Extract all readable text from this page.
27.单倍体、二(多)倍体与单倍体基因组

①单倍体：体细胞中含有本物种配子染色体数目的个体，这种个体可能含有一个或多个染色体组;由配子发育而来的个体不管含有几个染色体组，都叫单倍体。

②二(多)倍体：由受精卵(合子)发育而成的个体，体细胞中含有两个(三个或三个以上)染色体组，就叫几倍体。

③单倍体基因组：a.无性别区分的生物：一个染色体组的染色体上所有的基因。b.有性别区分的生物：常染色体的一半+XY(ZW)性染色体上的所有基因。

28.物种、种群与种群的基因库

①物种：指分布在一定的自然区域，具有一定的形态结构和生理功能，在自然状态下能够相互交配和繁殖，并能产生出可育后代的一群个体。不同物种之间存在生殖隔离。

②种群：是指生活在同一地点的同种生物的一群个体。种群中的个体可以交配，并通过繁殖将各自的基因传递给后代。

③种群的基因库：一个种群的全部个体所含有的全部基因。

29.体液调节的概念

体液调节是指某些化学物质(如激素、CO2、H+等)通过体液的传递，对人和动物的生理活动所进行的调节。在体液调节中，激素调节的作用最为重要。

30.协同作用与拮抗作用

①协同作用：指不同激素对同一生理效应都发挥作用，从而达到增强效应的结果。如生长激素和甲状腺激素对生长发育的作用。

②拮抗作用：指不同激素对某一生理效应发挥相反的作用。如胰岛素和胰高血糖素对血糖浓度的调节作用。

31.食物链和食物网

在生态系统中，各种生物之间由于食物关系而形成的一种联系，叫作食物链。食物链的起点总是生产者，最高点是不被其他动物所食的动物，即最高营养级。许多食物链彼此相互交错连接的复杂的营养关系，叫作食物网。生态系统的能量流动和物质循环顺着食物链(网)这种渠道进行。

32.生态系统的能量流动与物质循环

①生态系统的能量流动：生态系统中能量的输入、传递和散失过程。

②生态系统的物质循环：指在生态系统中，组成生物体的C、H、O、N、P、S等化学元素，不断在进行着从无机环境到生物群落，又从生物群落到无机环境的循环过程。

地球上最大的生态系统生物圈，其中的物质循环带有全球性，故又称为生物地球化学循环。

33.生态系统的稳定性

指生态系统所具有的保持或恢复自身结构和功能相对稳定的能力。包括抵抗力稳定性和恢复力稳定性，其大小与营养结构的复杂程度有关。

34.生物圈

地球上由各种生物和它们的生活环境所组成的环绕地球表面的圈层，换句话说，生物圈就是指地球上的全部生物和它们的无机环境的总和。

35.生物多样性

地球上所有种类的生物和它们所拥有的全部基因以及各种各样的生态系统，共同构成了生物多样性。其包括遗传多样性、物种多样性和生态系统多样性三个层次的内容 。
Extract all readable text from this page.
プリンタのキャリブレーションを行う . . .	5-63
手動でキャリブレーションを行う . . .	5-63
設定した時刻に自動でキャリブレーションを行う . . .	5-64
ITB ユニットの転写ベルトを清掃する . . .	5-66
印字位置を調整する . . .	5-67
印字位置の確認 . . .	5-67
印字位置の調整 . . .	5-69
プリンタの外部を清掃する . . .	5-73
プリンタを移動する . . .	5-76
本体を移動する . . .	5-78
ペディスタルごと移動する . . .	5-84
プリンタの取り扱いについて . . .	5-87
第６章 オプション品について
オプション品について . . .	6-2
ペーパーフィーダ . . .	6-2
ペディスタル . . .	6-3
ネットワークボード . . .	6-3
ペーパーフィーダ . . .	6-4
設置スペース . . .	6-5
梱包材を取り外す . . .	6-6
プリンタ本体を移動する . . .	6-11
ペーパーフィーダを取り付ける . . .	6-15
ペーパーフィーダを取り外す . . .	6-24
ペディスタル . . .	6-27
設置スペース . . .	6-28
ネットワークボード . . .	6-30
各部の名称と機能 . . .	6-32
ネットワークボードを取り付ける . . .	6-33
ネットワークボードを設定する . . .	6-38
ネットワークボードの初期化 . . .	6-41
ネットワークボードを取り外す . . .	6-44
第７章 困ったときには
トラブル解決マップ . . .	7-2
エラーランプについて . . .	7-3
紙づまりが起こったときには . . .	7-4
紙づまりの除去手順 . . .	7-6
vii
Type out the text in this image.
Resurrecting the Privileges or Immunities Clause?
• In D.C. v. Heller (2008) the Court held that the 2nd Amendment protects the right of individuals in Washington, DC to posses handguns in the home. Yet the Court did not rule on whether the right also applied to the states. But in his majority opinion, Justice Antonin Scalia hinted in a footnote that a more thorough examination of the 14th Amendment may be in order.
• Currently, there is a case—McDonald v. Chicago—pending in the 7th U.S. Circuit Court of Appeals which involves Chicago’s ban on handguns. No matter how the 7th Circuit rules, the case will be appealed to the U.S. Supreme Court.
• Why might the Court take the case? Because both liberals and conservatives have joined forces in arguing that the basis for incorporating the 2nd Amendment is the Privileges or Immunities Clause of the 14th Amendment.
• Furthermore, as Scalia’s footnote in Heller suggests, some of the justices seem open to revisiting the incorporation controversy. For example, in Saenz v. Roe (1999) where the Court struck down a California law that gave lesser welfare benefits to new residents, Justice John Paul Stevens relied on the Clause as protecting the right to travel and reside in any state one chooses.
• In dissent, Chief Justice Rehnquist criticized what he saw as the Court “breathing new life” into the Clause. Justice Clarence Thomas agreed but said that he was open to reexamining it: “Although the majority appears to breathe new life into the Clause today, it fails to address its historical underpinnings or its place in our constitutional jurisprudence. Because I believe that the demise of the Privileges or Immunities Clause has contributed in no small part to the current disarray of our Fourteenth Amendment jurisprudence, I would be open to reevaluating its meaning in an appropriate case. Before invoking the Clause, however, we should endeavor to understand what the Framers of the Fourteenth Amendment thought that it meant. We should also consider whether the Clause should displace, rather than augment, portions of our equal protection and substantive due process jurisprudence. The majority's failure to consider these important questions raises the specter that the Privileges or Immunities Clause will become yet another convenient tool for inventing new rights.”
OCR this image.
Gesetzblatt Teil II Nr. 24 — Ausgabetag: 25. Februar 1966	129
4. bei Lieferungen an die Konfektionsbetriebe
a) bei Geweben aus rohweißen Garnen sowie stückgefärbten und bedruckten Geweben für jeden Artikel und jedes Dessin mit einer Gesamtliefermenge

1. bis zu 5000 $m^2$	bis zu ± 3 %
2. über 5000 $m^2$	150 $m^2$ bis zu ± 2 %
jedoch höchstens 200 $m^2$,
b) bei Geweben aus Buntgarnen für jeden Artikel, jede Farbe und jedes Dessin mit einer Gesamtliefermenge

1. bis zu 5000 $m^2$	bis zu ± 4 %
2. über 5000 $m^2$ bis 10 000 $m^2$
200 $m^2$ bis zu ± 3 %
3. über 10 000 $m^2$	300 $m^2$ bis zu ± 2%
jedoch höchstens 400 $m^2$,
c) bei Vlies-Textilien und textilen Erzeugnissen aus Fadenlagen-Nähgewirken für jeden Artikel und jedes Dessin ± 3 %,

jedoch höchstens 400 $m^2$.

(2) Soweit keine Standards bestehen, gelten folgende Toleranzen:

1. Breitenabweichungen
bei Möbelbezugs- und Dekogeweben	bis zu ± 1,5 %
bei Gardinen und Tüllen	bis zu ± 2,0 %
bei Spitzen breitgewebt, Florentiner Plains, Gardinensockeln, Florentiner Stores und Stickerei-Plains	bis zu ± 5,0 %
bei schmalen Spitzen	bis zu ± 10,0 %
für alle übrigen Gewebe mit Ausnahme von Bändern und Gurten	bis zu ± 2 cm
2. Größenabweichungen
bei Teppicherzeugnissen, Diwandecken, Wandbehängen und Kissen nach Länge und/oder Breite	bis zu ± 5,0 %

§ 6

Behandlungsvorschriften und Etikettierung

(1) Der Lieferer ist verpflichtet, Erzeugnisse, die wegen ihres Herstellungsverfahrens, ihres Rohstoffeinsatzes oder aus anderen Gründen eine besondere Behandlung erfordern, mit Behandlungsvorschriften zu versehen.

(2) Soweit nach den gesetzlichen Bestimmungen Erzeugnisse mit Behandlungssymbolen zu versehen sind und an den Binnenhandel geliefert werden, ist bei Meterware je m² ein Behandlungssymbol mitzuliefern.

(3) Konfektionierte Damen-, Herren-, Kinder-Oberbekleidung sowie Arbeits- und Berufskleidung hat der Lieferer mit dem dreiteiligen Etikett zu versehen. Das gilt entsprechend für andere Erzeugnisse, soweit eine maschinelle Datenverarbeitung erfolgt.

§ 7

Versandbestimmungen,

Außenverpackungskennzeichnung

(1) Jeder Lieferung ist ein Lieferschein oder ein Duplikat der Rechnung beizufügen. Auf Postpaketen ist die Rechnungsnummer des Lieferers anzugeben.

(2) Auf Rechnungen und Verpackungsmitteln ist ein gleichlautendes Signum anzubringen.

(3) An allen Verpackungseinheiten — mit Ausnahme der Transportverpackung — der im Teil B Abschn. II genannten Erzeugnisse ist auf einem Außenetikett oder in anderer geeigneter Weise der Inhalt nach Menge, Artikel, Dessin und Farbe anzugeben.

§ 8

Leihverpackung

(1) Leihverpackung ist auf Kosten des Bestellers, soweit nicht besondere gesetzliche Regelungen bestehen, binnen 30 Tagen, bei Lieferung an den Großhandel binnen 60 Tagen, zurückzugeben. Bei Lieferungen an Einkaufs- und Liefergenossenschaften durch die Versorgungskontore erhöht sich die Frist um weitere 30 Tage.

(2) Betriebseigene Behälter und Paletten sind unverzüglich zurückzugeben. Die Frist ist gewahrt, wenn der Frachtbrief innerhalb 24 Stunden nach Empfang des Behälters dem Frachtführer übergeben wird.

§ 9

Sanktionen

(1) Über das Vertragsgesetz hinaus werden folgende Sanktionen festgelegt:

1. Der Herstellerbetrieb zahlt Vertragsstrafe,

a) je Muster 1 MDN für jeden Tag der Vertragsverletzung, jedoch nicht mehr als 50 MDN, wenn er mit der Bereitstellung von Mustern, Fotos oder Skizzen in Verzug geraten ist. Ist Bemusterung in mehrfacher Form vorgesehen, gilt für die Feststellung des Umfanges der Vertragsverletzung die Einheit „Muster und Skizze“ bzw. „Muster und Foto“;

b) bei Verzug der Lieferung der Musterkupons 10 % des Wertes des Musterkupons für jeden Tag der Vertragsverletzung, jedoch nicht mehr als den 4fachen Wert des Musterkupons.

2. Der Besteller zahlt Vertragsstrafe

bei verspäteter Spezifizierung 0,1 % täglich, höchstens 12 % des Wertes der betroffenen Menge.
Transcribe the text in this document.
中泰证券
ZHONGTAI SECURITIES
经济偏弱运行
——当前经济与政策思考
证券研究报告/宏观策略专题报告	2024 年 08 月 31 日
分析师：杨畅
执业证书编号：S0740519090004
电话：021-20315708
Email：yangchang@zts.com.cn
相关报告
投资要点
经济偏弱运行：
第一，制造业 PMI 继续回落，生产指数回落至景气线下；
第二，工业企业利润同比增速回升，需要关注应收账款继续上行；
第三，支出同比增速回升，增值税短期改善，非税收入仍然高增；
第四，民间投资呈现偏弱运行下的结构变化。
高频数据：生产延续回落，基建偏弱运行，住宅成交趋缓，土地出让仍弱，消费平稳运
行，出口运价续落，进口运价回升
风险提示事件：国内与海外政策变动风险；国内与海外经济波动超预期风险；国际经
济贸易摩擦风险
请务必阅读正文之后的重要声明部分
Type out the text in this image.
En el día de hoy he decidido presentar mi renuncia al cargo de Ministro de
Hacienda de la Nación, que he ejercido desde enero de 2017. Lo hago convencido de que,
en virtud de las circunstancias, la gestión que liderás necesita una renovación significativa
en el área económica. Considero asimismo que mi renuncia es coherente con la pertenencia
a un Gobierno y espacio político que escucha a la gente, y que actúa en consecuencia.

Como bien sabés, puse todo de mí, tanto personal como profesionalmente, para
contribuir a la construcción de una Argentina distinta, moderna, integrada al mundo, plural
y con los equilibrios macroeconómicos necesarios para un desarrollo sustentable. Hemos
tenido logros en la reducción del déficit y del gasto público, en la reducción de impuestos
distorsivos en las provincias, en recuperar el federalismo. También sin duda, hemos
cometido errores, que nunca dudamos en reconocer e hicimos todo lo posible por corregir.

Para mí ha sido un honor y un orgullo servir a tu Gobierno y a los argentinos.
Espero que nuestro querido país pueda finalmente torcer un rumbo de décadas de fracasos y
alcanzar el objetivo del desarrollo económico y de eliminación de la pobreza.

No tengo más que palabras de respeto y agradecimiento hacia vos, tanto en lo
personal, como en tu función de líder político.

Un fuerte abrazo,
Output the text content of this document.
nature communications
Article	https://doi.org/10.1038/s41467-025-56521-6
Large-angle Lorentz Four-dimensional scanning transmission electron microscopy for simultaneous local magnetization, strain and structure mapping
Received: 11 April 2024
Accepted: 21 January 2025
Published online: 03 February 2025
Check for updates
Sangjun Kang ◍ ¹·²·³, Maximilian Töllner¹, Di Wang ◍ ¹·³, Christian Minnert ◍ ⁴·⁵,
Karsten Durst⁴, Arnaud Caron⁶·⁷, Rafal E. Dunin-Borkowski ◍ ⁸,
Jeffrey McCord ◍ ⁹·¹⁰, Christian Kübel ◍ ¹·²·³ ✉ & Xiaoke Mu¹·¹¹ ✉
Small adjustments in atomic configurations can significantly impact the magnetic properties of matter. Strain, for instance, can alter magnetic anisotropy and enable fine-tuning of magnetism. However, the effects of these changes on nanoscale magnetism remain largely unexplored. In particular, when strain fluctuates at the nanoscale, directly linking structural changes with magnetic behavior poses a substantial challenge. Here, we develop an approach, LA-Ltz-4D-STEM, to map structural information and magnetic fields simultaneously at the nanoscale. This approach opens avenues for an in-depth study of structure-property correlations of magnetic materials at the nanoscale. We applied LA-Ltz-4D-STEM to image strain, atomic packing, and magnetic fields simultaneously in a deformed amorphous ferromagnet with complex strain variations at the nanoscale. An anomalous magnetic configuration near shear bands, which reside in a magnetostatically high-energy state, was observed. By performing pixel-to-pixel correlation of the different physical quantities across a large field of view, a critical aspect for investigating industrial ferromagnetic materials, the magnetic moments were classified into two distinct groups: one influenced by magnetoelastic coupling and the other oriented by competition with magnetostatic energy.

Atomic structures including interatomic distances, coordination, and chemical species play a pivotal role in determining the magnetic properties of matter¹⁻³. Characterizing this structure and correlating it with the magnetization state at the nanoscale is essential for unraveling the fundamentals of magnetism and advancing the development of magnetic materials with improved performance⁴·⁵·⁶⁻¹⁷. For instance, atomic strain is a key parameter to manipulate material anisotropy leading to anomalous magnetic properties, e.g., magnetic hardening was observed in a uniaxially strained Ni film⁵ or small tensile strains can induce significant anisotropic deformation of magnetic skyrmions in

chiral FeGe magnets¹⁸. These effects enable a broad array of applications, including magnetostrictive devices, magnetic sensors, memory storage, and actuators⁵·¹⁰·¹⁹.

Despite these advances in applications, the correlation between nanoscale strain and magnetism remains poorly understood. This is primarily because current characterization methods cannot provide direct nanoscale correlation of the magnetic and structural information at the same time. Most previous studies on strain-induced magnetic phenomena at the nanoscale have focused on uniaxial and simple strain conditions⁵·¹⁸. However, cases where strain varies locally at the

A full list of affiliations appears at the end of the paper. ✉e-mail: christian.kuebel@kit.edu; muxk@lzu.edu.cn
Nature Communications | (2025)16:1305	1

# [What you need to do]
Go through the entries and return each line where the word "Gesamtliefermenge" appears.

# [Task result]
a) bei Geweben aus rohweißen Garnen sowie stückgefärbten und bedruckten Geweben für jeden Artikel und jedes Dessin mit einer Gesamtliefermenge
b) bei Geweben aus Buntgarnen für jeden Artikel, jede Farbe und jedes Dessin mit einer Gesamtliefermenge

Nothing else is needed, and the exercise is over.